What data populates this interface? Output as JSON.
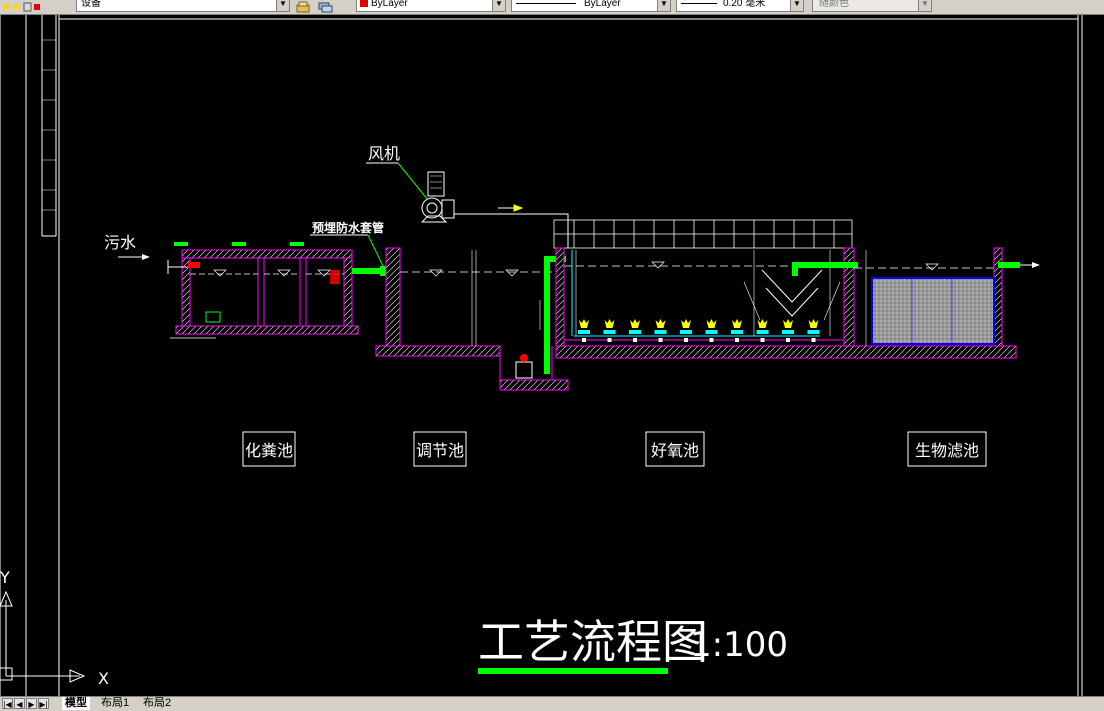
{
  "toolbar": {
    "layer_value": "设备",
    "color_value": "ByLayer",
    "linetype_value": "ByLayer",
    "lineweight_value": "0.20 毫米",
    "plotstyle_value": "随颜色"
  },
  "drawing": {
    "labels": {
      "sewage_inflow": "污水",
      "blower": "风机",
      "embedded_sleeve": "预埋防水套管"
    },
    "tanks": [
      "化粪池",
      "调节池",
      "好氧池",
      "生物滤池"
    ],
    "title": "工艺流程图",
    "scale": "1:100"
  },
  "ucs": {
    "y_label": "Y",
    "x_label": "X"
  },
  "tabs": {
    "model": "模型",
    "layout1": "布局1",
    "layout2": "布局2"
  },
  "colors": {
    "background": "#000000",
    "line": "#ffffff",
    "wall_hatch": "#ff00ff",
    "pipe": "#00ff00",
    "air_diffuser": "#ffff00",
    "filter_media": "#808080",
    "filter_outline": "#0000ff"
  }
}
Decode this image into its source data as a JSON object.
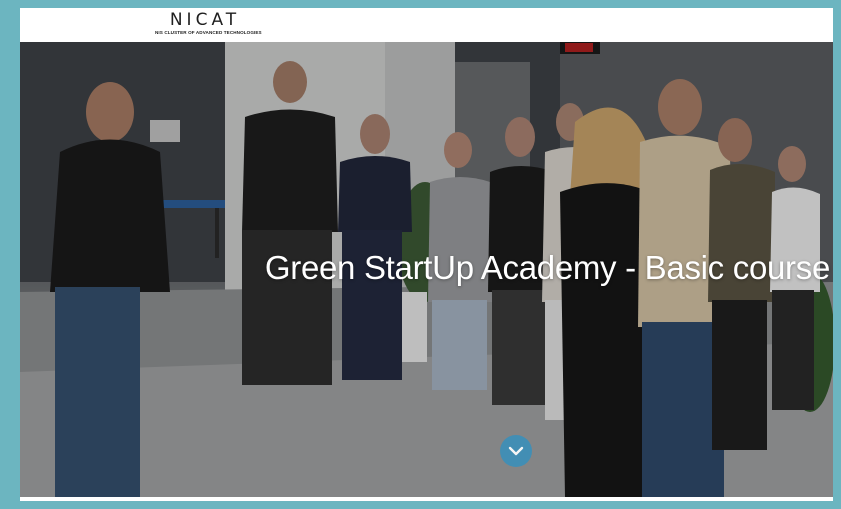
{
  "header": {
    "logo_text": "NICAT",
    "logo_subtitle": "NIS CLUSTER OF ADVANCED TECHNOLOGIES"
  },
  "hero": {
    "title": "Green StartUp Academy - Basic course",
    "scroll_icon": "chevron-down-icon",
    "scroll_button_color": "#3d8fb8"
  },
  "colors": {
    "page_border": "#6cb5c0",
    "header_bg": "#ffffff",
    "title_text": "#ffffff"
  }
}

Work required:
Check each line of the records above for "this", and copy those that have it.

Reply:
What data populates this interface? Output as JSON.
Decode this image into its source data as a JSON object.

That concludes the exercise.